MATERIAL FOR THIS EXERCISE =>
○ ○ ○ ○ ○ ○ ○

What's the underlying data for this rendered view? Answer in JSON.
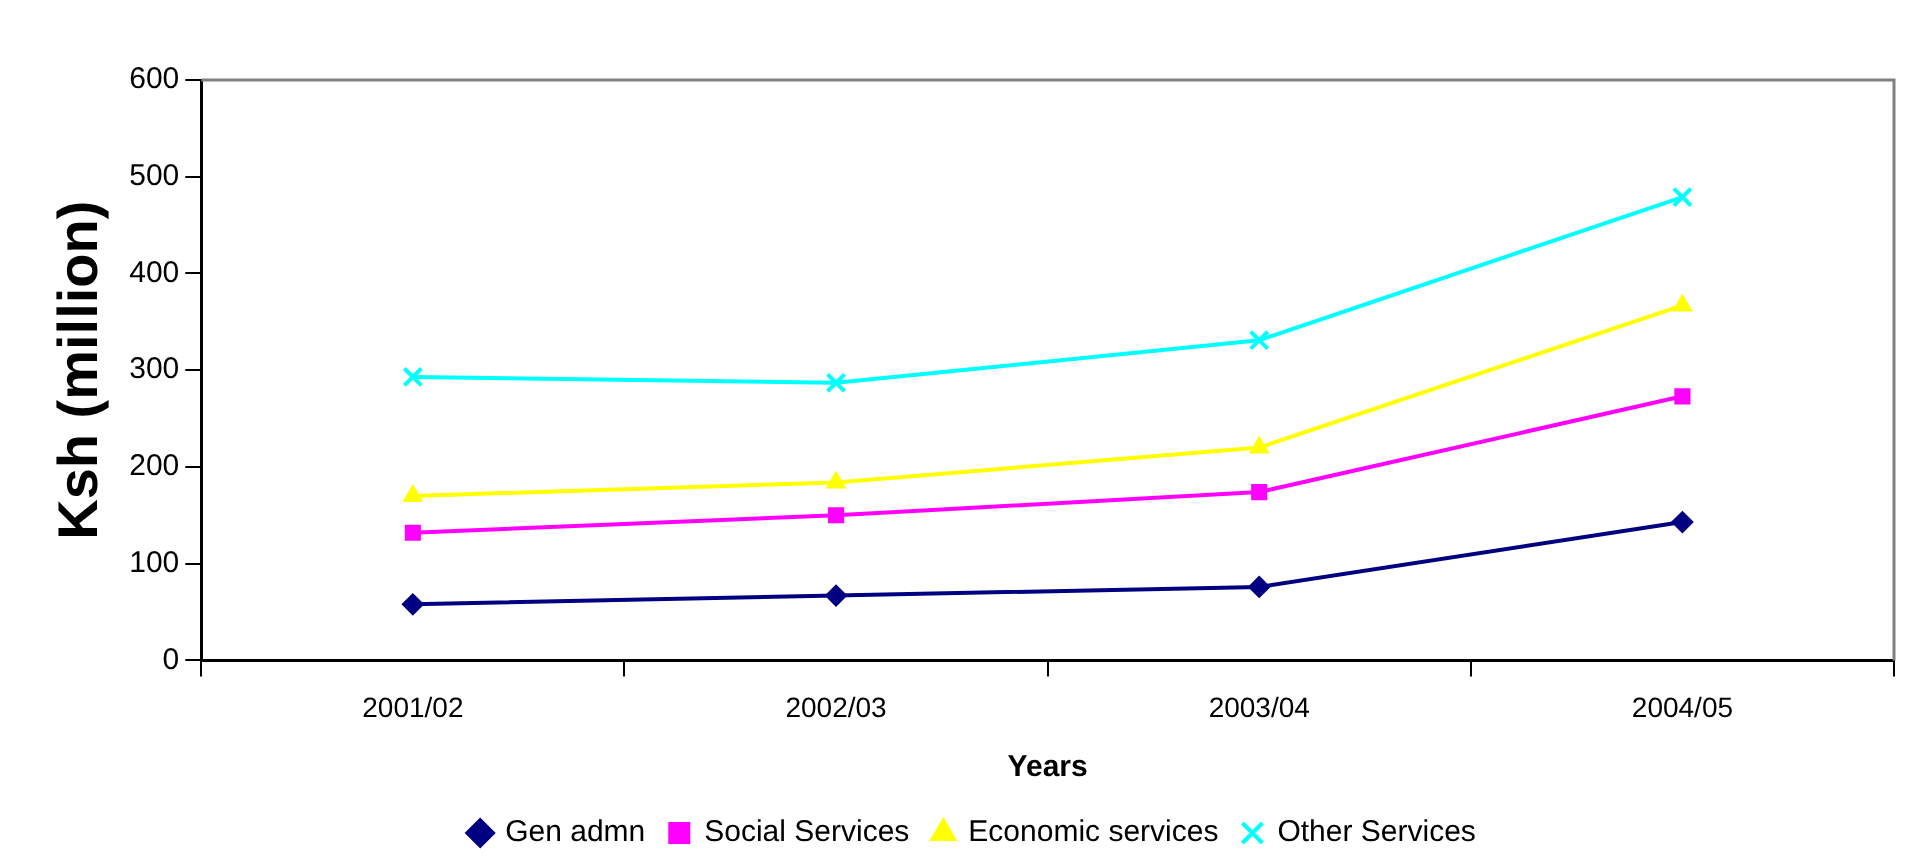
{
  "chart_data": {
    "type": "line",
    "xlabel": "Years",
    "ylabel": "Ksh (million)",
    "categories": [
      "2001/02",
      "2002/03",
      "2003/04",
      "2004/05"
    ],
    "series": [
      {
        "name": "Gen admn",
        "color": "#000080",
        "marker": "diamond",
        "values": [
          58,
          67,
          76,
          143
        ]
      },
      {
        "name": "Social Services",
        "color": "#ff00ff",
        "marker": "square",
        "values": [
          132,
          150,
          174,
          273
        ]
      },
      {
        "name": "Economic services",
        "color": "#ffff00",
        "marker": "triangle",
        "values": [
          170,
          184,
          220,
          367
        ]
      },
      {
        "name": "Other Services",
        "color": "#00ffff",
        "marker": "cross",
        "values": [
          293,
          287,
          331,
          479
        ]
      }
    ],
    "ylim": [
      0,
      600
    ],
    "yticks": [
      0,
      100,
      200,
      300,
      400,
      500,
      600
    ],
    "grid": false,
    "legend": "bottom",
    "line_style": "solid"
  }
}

○ ○ ○ ○ ○ ○ ○

WHAT THE TASK ASKS => Return the listing above word for word, with the pictures removed.

REPLY =>
What's the underlying data for this rendered view? Answer in JSON.
{
  "chart_data": {
    "type": "line",
    "xlabel": "Years",
    "ylabel": "Ksh (million)",
    "categories": [
      "2001/02",
      "2002/03",
      "2003/04",
      "2004/05"
    ],
    "series": [
      {
        "name": "Gen admn",
        "color": "#000080",
        "marker": "diamond",
        "values": [
          58,
          67,
          76,
          143
        ]
      },
      {
        "name": "Social Services",
        "color": "#ff00ff",
        "marker": "square",
        "values": [
          132,
          150,
          174,
          273
        ]
      },
      {
        "name": "Economic services",
        "color": "#ffff00",
        "marker": "triangle",
        "values": [
          170,
          184,
          220,
          367
        ]
      },
      {
        "name": "Other Services",
        "color": "#00ffff",
        "marker": "cross",
        "values": [
          293,
          287,
          331,
          479
        ]
      }
    ],
    "ylim": [
      0,
      600
    ],
    "yticks": [
      0,
      100,
      200,
      300,
      400,
      500,
      600
    ],
    "grid": false,
    "legend": "bottom",
    "line_style": "solid"
  }
}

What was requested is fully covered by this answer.